# [Текст для чтения]
>>>
If Selective self-test is pending on power-up, resume after 0 minute delay.
Если верить написанному в интернете:
1 Raw_Read_Error_Rate
- VALUE это текущее значение (остаток здоровья)
- WORST - худшее количество здоровья за все время.
- THRESH - это значение при котором диск можно считать покойником.
TYPE - тип атрибута:
- Pre-fail - критический атрибут.
- Old_age - некритический атрибут.
Почитать, если что:
https://www.opennet.ru/base/sys/smart_hdd_mon.txt.html
Может DD сможет забить диск нулями? И вдруг окажется, что никаких критических ошибок на диске на самом деле нет?
Хотя на таком диске ничего уже хранить важного я бы не стал. С него можно, например, торренты раздавать, хранить индийские фильмы.
Я в этом также разбираюсь, как свинья в апельсинах!
# dd if=/dev/zero of=/dev/sdb
dd: writing to ‘/dev/sdb’: Input/output error
1871049+0 records in
1871048+0 records out
957976576 bytes (958 MB) copied, 8600,9 s, 111 kB/s
Лучше запускать, чтобы было видно прогресс.
# apt-get install -y pv
# dd if=/dev/zero | pv | dd of=/dev/sdb
В общем команда dd только подтвердила, что диску не хорошо. Впринципе, она ничем и не помогла.
Попытка исключения использования бэд блоков файловой системой
# fdisk /dev/sdb
Device contains neither a valid DOS partition table, nor Sun, SGI or OSF disklabel
Building a new DOS disklabel with disk identifier 0x3ee07305.
Changes will remain in memory only, until you decide to write them.
After that, of course, the previous content won't be recoverable.
<<<
# [Данные о сегментации страницы]
>>>
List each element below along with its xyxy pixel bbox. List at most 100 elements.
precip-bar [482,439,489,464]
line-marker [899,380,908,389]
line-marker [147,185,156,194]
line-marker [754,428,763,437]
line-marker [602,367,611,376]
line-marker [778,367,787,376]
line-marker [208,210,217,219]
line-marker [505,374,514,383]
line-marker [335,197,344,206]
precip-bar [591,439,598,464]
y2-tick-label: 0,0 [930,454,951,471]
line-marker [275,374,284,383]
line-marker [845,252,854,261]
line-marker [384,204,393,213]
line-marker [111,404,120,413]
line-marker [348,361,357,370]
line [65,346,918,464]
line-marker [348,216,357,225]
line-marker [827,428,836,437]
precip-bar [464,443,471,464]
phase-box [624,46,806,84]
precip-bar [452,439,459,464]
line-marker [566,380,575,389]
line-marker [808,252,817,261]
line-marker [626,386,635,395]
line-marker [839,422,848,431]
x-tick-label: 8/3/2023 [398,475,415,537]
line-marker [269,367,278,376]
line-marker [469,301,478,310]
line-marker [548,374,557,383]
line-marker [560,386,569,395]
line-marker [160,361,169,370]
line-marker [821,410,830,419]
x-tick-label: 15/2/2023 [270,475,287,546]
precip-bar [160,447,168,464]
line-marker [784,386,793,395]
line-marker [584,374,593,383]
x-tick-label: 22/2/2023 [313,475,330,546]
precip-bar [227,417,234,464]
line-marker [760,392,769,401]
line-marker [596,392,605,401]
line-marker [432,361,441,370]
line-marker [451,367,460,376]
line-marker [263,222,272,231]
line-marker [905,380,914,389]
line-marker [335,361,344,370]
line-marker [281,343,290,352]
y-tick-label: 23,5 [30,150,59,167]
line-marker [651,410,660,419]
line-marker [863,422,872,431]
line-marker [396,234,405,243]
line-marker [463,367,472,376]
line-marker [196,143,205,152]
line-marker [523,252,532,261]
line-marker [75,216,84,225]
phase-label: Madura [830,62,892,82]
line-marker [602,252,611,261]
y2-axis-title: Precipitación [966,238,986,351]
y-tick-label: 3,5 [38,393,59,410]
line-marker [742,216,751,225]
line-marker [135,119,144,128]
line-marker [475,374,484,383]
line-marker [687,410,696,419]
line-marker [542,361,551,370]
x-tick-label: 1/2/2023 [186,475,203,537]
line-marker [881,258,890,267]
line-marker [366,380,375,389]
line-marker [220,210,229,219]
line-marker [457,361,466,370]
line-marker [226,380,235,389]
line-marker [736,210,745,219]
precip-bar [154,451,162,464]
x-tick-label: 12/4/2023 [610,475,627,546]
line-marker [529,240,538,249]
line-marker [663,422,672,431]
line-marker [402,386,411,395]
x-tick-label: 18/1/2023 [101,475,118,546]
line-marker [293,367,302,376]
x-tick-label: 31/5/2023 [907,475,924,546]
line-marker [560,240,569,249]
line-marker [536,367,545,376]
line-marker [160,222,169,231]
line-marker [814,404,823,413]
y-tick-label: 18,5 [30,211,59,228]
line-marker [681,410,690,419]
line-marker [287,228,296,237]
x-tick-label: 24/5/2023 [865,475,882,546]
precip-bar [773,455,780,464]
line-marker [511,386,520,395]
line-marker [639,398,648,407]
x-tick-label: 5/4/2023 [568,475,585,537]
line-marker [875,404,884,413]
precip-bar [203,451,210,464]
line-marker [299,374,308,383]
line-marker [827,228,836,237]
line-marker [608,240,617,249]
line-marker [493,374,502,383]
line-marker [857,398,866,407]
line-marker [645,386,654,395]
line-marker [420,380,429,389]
<<<
# [Задание 1]
Что, согласно тексту о диагностике жёсткого диска, обозначает параметр THRESH?
# [Задание 2]
Запишите без изменений фрагмент текста о диагностике жёсткого диска, который открывается словами, содержащими «- Old_age - некритический», и завершается словами «хранить индийские фильмы.».
Записи приводятся лишь для справки и в работе не понадобятся.

# [Решение задания 1]
Это значение, при котором диск можно считать покойником.

# [Решение задания 2]
- Old_age - некритический атрибут.
Почитать, если что:
https://www.opennet.ru/base/sys/smart_hdd_mon.txt.html
Может DD сможет забить диск нулями? И вдруг окажется, что никаких критических ошибок на диске на самом деле нет?
Хотя на таком диске ничего уже хранить важного я бы не стал. С него можно, например, торренты раздавать, хранить индийские фильмы.